#### [Task directions]
Write out the listing beneath this instruction in its entirety, exactly as it reads.

#### [Information shown]
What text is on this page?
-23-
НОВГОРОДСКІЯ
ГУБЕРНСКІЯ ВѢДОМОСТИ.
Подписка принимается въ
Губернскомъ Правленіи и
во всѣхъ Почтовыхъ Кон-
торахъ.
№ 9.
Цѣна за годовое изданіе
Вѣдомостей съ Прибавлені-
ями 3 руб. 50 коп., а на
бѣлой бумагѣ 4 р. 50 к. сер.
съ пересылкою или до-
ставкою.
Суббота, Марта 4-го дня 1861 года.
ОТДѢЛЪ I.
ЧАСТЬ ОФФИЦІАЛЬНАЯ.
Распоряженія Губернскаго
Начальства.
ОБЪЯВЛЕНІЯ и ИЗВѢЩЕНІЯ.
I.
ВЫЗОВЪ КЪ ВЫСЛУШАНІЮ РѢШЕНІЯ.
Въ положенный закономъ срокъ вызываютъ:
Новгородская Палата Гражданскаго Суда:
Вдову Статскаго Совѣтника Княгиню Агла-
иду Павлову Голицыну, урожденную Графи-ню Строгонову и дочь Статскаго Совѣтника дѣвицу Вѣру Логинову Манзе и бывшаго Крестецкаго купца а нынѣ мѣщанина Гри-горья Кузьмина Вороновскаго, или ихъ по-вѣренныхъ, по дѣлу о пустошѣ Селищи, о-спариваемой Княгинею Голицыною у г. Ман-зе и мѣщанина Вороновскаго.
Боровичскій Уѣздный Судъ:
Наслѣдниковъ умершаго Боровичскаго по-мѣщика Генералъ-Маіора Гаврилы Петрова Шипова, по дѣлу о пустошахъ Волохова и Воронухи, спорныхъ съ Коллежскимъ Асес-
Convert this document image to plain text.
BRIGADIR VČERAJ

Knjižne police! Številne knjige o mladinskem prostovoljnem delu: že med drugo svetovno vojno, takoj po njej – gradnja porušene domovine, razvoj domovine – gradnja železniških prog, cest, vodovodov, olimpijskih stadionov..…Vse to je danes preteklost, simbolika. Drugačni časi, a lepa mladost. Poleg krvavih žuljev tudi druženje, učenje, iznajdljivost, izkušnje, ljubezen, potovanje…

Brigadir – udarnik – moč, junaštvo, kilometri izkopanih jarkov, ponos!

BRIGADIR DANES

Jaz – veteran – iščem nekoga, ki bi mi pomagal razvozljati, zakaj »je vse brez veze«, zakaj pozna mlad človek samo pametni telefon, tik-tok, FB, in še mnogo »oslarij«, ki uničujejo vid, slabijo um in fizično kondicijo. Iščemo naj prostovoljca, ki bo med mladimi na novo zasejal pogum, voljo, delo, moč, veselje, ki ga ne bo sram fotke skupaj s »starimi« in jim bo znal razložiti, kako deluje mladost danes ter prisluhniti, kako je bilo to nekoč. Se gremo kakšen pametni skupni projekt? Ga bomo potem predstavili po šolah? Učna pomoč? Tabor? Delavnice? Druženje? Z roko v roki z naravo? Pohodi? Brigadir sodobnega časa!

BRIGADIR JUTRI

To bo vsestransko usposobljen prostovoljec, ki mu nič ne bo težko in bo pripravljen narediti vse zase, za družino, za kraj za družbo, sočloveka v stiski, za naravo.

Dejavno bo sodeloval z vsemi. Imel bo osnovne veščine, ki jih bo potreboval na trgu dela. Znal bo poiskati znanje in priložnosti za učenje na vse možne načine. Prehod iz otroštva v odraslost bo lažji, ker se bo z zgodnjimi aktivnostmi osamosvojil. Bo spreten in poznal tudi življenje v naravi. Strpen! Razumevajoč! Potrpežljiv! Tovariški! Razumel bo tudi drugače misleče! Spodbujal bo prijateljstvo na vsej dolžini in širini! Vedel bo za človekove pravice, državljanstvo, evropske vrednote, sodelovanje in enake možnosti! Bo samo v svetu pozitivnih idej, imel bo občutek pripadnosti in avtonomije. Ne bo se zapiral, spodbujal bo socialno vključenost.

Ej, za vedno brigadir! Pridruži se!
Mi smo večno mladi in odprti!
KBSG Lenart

#### [The completed task]
What text is on this page?
-23-
НОВГОРОДСКІЯ
ГУБЕРНСКІЯ ВѢДОМОСТИ.
Подписка принимается въ
Губернскомъ Правленіи и
во всѣхъ Почтовыхъ Кон-
торахъ.
№ 9.
Цѣна за годовое изданіе
Вѣдомостей съ Прибавлені-
ями 3 руб. 50 коп., а на
бѣлой бумагѣ 4 р. 50 к. сер.
съ пересылкою или до-
ставкою.
Суббота, Марта 4-го дня 1861 года.
ОТДѢЛЪ I.
ЧАСТЬ ОФФИЦІАЛЬНАЯ.
Распоряженія Губернскаго
Начальства.
ОБЪЯВЛЕНІЯ и ИЗВѢЩЕНІЯ.
I.
ВЫЗОВЪ КЪ ВЫСЛУШАНІЮ РѢШЕНІЯ.
Въ положенный закономъ срокъ вызываютъ:
Новгородская Палата Гражданскаго Суда:
Вдову Статскаго Совѣтника Княгиню Агла-
иду Павлову Голицыну, урожденную Графи-ню Строгонову и дочь Статскаго Совѣтника дѣвицу Вѣру Логинову Манзе и бывшаго Крестецкаго купца а нынѣ мѣщанина Гри-горья Кузьмина Вороновскаго, или ихъ по-вѣренныхъ, по дѣлу о пустошѣ Селищи, о-спариваемой Княгинею Голицыною у г. Ман-зе и мѣщанина Вороновскаго.
Боровичскій Уѣздный Судъ:
Наслѣдниковъ умершаго Боровичскаго по-мѣщика Генералъ-Маіора Гаврилы Петрова Шипова, по дѣлу о пустошахъ Волохова и Воронухи, спорныхъ съ Коллежскимъ Асес-
Convert this document image to plain text.
BRIGADIR VČERAJ

Knjižne police! Številne knjige o mladinskem prostovoljnem delu: že med drugo svetovno vojno, takoj po njej – gradnja porušene domovine, razvoj domovine – gradnja železniških prog, cest, vodovodov, olimpijskih stadionov..…Vse to je danes preteklost, simbolika. Drugačni časi, a lepa mladost. Poleg krvavih žuljev tudi druženje, učenje, iznajdljivost, izkušnje, ljubezen, potovanje…

Brigadir – udarnik – moč, junaštvo, kilometri izkopanih jarkov, ponos!

BRIGADIR DANES

Jaz – veteran – iščem nekoga, ki bi mi pomagal razvozljati, zakaj »je vse brez veze«, zakaj pozna mlad človek samo pametni telefon, tik-tok, FB, in še mnogo »oslarij«, ki uničujejo vid, slabijo um in fizično kondicijo. Iščemo naj prostovoljca, ki bo med mladimi na novo zasejal pogum, voljo, delo, moč, veselje, ki ga ne bo sram fotke skupaj s »starimi« in jim bo znal razložiti, kako deluje mladost danes ter prisluhniti, kako je bilo to nekoč. Se gremo kakšen pametni skupni projekt? Ga bomo potem predstavili po šolah? Učna pomoč? Tabor? Delavnice? Druženje? Z roko v roki z naravo? Pohodi? Brigadir sodobnega časa!

BRIGADIR JUTRI

To bo vsestransko usposobljen prostovoljec, ki mu nič ne bo težko in bo pripravljen narediti vse zase, za družino, za kraj za družbo, sočloveka v stiski, za naravo.

Dejavno bo sodeloval z vsemi. Imel bo osnovne veščine, ki jih bo potreboval na trgu dela. Znal bo poiskati znanje in priložnosti za učenje na vse možne načine. Prehod iz otroštva v odraslost bo lažji, ker se bo z zgodnjimi aktivnostmi osamosvojil. Bo spreten in poznal tudi življenje v naravi. Strpen! Razumevajoč! Potrpežljiv! Tovariški! Razumel bo tudi drugače misleče! Spodbujal bo prijateljstvo na vsej dolžini in širini! Vedel bo za človekove pravice, državljanstvo, evropske vrednote, sodelovanje in enake možnosti! Bo samo v svetu pozitivnih idej, imel bo občutek pripadnosti in avtonomije. Ne bo se zapiral, spodbujal bo socialno vključenost.

Ej, za vedno brigadir! Pridruži se!
Mi smo večno mladi in odprti!
KBSG Lenart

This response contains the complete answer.